• **Set task**:
Reproduce verbatim the lines from the line containing "code-line-1[interactable]: #searchbar menupopup" to the line containing "minimize-button[interactable]: – [1336, 495, 1346, 516]", both included.
<<<<
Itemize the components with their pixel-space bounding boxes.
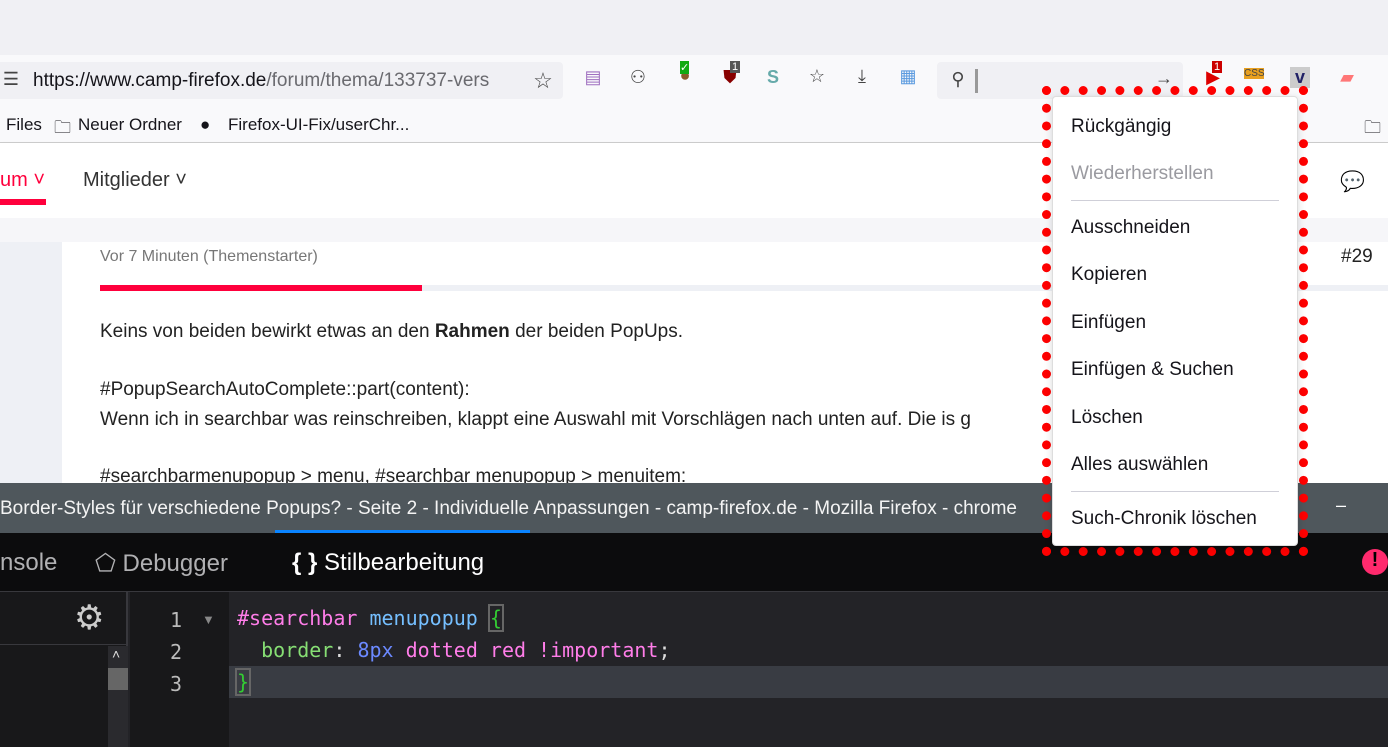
code-line-1[interactable]: #searchbar menupopup { [237, 604, 504, 632]
bookmark-star-icon[interactable]: ☆ [530, 68, 556, 94]
active-line-highlight [229, 666, 1388, 698]
nav-forum[interactable]: um ˅ [0, 169, 45, 192]
bookmark-firefox-ui-fix[interactable]: Firefox-UI-Fix/userChr... [228, 115, 409, 135]
nav-members[interactable]: Mitglieder ˅ [83, 169, 187, 192]
scroll-icon[interactable]: ▰ [1334, 67, 1360, 88]
fold-arrow-icon[interactable]: ▼ [202, 612, 215, 627]
menu-item-paste[interactable]: Einfügen [1071, 312, 1146, 334]
extension-red-icon[interactable]: ▶ 1 [1200, 61, 1226, 88]
post-line-2: #PopupSearchAutoComplete::part(content): [100, 379, 470, 400]
stylesheet-list: ⚙ ˄ [0, 592, 128, 747]
braces-icon: { } [292, 549, 318, 576]
bookmark-neuer-ordner[interactable]: Neuer Ordner [78, 115, 182, 135]
downloads-icon[interactable]: ⤓ [849, 66, 875, 87]
menu-item-copy[interactable]: Kopieren [1071, 264, 1147, 286]
chat-icon[interactable]: 💬 [1340, 169, 1365, 194]
menu-item-cut[interactable]: Ausschneiden [1071, 217, 1190, 239]
extension-windows-icon[interactable]: ▤ [580, 67, 606, 88]
v-extension-icon[interactable]: v [1290, 67, 1310, 88]
menu-separator [1071, 200, 1279, 201]
minimize-button[interactable]: – [1336, 495, 1346, 516]
line-number: 2 [170, 640, 183, 664]
debugger-icon: ⬠ [95, 550, 116, 577]
line-gutter: 1 2 3 ▼ [130, 592, 229, 747]
menu-separator [1071, 491, 1279, 492]
cookie-extension-icon[interactable]: ● ✓ [672, 61, 698, 86]
url-text[interactable]: https://www.camp-firefox.de/forum/thema/… [33, 70, 513, 92]
code-line-3[interactable]: } [234, 668, 252, 696]
calendar-icon[interactable]: ▦ [895, 66, 921, 87]
reader-icon[interactable]: ☰ [0, 69, 24, 90]
other-bookmarks-folder-icon[interactable]: 🗀 [1364, 115, 1381, 144]
menu-item-clear-history[interactable]: Such-Chronik löschen [1071, 508, 1257, 530]
url-bar[interactable]: ☰ https://www.camp-firefox.de/forum/them… [0, 62, 563, 99]
css-extension-icon[interactable]: CSS [1244, 68, 1265, 79]
line-number: 1 [170, 608, 183, 632]
gear-icon[interactable]: ⚙ [74, 598, 104, 638]
style-editor: ⚙ ˄ 1 2 3 ▼ #searchbar menupopup { borde… [0, 592, 1388, 747]
window-title: Border-Styles für verschiedene Popups? -… [0, 498, 1017, 519]
menu-item-delete[interactable]: Löschen [1071, 407, 1143, 429]
scrollbar-thumb[interactable] [108, 668, 128, 690]
menu-item-select-all[interactable]: Alles auswählen [1071, 454, 1208, 476]
handshake-icon[interactable]: ⚇ [625, 67, 651, 88]
code-line-2[interactable]: border: 8px dotted red !important; [237, 638, 670, 662]
post-line-1: Keins von beiden bewirkt etwas an den Ra… [100, 321, 684, 342]
context-menu: Rückgängig Wiederherstellen Ausschneiden… [1052, 96, 1298, 546]
search-icon: ⚲ [951, 69, 965, 89]
bookmark-files[interactable]: Files [6, 115, 42, 135]
line-number: 3 [170, 672, 183, 696]
menu-item-redo: Wiederherstellen [1071, 163, 1214, 184]
ublock-icon[interactable]: ⛊ 1 [717, 61, 743, 88]
tab-console[interactable]: nsole [0, 549, 57, 577]
tab-style-editor[interactable]: { } Stilbearbeitung [292, 549, 484, 577]
nav-active-underline [0, 199, 46, 205]
tab-debugger[interactable]: ⬠ Debugger [95, 549, 228, 578]
menu-item-undo[interactable]: Rückgängig [1071, 116, 1171, 138]
scrollbar[interactable]: ˄ [108, 646, 128, 747]
folder-icon: 🗀 [54, 118, 71, 137]
post-meta: Vor 7 Minuten (Themenstarter) [100, 248, 318, 265]
post-sidebar [0, 242, 62, 483]
post-line-3: Wenn ich in searchbar was reinschreiben,… [100, 409, 971, 430]
menu-item-paste-search[interactable]: Einfügen & Suchen [1071, 359, 1234, 381]
github-icon: ● [200, 115, 211, 134]
window-top [0, 0, 1388, 55]
text-cursor [975, 69, 978, 93]
post-number[interactable]: #29 [1341, 246, 1373, 268]
save-page-icon[interactable]: ☆ [804, 66, 830, 87]
stylus-icon[interactable]: S [760, 67, 786, 88]
error-icon[interactable]: ! [1362, 549, 1388, 575]
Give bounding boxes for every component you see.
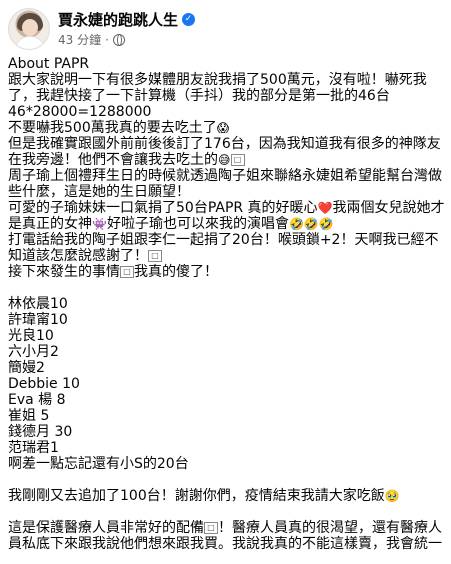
post-line: 打電話給我的陶子姐跟李仁一起捐了20台！喉頭鎖+2！天啊我已經不知道該怎麼說感謝… — [8, 232, 439, 264]
donor-line: Debbie 10 — [8, 376, 80, 392]
post-body: About PAPR 跟大家說明一下有很多媒體朋友說我捐了500萬元，沒有啦！嚇… — [8, 56, 445, 552]
donor-line: 林依晨10 — [8, 296, 68, 312]
unsupported-emoji-icon: □ — [120, 266, 134, 278]
scream-emoji-icon: 😱 — [216, 121, 230, 135]
donor-line: 六小月2 — [8, 344, 59, 360]
post-line: 可愛的子瑜妹妹一口氣捐了50台PAPR 真的好暖心❤️我兩個女兒說她才是真正的女… — [8, 200, 445, 232]
donor-line: 范瑞君1 — [8, 440, 59, 456]
post-line: 46*28000=1288000 — [8, 104, 152, 120]
meta-separator: · — [105, 32, 109, 47]
donor-line: 錢德月 30 — [8, 424, 73, 440]
post-line: 啊差一點忘記還有小S的20台 — [8, 456, 189, 472]
post-line: 但是我確實跟國外前前後後訂了176台，因為我知道我有很多的神隊友在我旁邊！他們不… — [8, 136, 441, 168]
post-line: 接下來發生的事情 □ 我真的傻了！ — [8, 264, 218, 280]
page-avatar[interactable] — [8, 8, 50, 50]
donor-line: 光良10 — [8, 328, 54, 344]
alien-emoji-icon: 👾 — [92, 217, 107, 231]
post-line: 我剛剛又去追加了100台！謝謝你們，疫情結束我請大家吃飯🥹 — [8, 488, 400, 504]
rofl-emoji-icon: 🤣 — [318, 217, 334, 231]
post-line: 這是保護醫療人員非常好的配備 □ ！醫療人員真的很渴望，還有醫療人員私底下來跟我說他… — [8, 520, 442, 552]
globe-icon[interactable] — [112, 33, 125, 46]
unsupported-emoji-icon: □ — [204, 522, 218, 534]
post-meta: 43 分鐘 · — [58, 31, 125, 48]
smile-emoji-icon: 🥹 — [384, 489, 400, 503]
page-name-row: 賈永婕的跑跳人生 ✓ — [58, 9, 196, 30]
post-line: 周子瑜上個禮拜生日的時候就透過陶子姐來聯絡永婕姐希望能幫台灣做些什麼，這是她的生… — [8, 168, 442, 200]
post-header: 賈永婕的跑跳人生 ✓ 43 分鐘 · — [8, 6, 443, 50]
verified-badge-icon: ✓ — [182, 13, 196, 26]
page-name[interactable]: 賈永婕的跑跳人生 — [58, 9, 178, 30]
post-line: 不要嚇我500萬我真的要去吃土了😱 — [8, 120, 230, 136]
rofl-emoji-icon: 🤣 — [303, 217, 319, 231]
unsupported-emoji-icon: □ — [148, 250, 162, 262]
heart-emoji-icon: ❤️ — [317, 201, 333, 215]
donor-line: 許瑋甯10 — [8, 312, 68, 328]
rofl-emoji-icon: 🤣 — [288, 217, 304, 231]
post-line: About PAPR — [8, 56, 90, 72]
donor-line: 簡嫚2 — [8, 360, 45, 376]
post-line: 跟大家說明一下有很多媒體朋友說我捐了500萬元，沒有啦！嚇死我了，我趕快接了一下… — [8, 72, 427, 104]
post-timestamp[interactable]: 43 分鐘 — [58, 31, 101, 48]
donor-line: 崔姐 5 — [8, 408, 50, 424]
donor-line: Eva 楊 8 — [8, 392, 66, 408]
unsupported-emoji-icon: □ — [230, 154, 245, 166]
grin-sweat-emoji-icon: 😅 — [218, 153, 231, 167]
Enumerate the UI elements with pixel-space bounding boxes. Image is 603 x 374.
>>>>
• **Written response**:
code-line-1[interactable]: #searchbar menupopup { [237, 604, 504, 632]
bookmark-star-icon[interactable]: ☆ [530, 68, 556, 94]
active-line-highlight [229, 666, 1388, 698]
nav-forum[interactable]: um ˅ [0, 169, 45, 192]
bookmark-firefox-ui-fix[interactable]: Firefox-UI-Fix/userChr... [228, 115, 409, 135]
nav-members[interactable]: Mitglieder ˅ [83, 169, 187, 192]
scroll-icon[interactable]: ▰ [1334, 67, 1360, 88]
fold-arrow-icon[interactable]: ▼ [202, 612, 215, 627]
menu-item-paste[interactable]: Einfügen [1071, 312, 1146, 334]
extension-red-icon[interactable]: ▶ 1 [1200, 61, 1226, 88]
post-line-2: #PopupSearchAutoComplete::part(content): [100, 379, 470, 400]
stylesheet-list: ⚙ ˄ [0, 592, 128, 747]
braces-icon: { } [292, 549, 318, 576]
bookmark-neuer-ordner[interactable]: Neuer Ordner [78, 115, 182, 135]
downloads-icon[interactable]: ⤓ [849, 66, 875, 87]
menu-item-copy[interactable]: Kopieren [1071, 264, 1147, 286]
chat-icon[interactable]: 💬 [1340, 169, 1365, 194]
menu-item-cut[interactable]: Ausschneiden [1071, 217, 1190, 239]
extension-windows-icon[interactable]: ▤ [580, 67, 606, 88]
v-extension-icon[interactable]: v [1290, 67, 1310, 88]
menu-separator [1071, 200, 1279, 201]
minimize-button[interactable]: – [1336, 495, 1346, 516]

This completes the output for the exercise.